▸ What to do: Reproduce every record below exactly as it appears.

>> START

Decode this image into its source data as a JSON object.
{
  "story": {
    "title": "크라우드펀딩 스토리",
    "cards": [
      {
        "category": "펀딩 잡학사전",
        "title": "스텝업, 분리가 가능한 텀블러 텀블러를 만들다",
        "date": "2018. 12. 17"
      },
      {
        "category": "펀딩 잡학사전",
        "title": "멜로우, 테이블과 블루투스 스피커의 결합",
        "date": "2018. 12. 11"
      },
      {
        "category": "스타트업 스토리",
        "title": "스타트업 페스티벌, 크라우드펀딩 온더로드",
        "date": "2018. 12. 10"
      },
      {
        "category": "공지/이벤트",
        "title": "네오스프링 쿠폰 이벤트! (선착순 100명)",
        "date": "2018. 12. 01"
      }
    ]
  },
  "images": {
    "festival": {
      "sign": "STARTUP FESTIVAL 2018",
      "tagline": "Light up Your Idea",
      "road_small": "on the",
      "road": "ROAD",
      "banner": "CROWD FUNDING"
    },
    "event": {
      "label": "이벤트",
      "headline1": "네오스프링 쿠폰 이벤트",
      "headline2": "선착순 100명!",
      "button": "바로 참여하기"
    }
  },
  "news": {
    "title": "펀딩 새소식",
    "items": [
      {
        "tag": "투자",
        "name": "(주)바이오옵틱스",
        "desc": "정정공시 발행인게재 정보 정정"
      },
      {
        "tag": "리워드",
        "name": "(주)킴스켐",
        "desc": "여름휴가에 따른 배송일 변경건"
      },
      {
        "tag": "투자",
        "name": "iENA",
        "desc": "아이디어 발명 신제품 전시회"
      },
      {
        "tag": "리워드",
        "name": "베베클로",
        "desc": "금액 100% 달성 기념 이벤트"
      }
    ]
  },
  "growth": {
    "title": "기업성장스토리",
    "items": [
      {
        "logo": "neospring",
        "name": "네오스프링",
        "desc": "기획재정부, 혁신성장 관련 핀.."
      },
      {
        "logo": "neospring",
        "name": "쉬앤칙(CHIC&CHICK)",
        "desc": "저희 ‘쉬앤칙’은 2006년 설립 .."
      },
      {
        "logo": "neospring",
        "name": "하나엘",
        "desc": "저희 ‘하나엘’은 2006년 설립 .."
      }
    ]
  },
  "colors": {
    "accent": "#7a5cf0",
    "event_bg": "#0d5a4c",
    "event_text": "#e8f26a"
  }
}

>> END

▸ Exercise output:
Decode this image into its source data as a JSON object.
{
  "story": {
    "title": "크라우드펀딩 스토리",
    "cards": [
      {
        "category": "펀딩 잡학사전",
        "title": "스텝업, 분리가 가능한 텀블러 텀블러를 만들다",
        "date": "2018. 12. 17"
      },
      {
        "category": "펀딩 잡학사전",
        "title": "멜로우, 테이블과 블루투스 스피커의 결합",
        "date": "2018. 12. 11"
      },
      {
        "category": "스타트업 스토리",
        "title": "스타트업 페스티벌, 크라우드펀딩 온더로드",
        "date": "2018. 12. 10"
      },
      {
        "category": "공지/이벤트",
        "title": "네오스프링 쿠폰 이벤트! (선착순 100명)",
        "date": "2018. 12. 01"
      }
    ]
  },
  "images": {
    "festival": {
      "sign": "STARTUP FESTIVAL 2018",
      "tagline": "Light up Your Idea",
      "road_small": "on the",
      "road": "ROAD",
      "banner": "CROWD FUNDING"
    },
    "event": {
      "label": "이벤트",
      "headline1": "네오스프링 쿠폰 이벤트",
      "headline2": "선착순 100명!",
      "button": "바로 참여하기"
    }
  },
  "news": {
    "title": "펀딩 새소식",
    "items": [
      {
        "tag": "투자",
        "name": "(주)바이오옵틱스",
        "desc": "정정공시 발행인게재 정보 정정"
      },
      {
        "tag": "리워드",
        "name": "(주)킴스켐",
        "desc": "여름휴가에 따른 배송일 변경건"
      },
      {
        "tag": "투자",
        "name": "iENA",
        "desc": "아이디어 발명 신제품 전시회"
      },
      {
        "tag": "리워드",
        "name": "베베클로",
        "desc": "금액 100% 달성 기념 이벤트"
      }
    ]
  },
  "growth": {
    "title": "기업성장스토리",
    "items": [
      {
        "logo": "neospring",
        "name": "네오스프링",
        "desc": "기획재정부, 혁신성장 관련 핀.."
      },
      {
        "logo": "neospring",
        "name": "쉬앤칙(CHIC&CHICK)",
        "desc": "저희 ‘쉬앤칙’은 2006년 설립 .."
      },
      {
        "logo": "neospring",
        "name": "하나엘",
        "desc": "저희 ‘하나엘’은 2006년 설립 .."
      }
    ]
  },
  "colors": {
    "accent": "#7a5cf0",
    "event_bg": "#0d5a4c",
    "event_text": "#e8f26a"
  }
}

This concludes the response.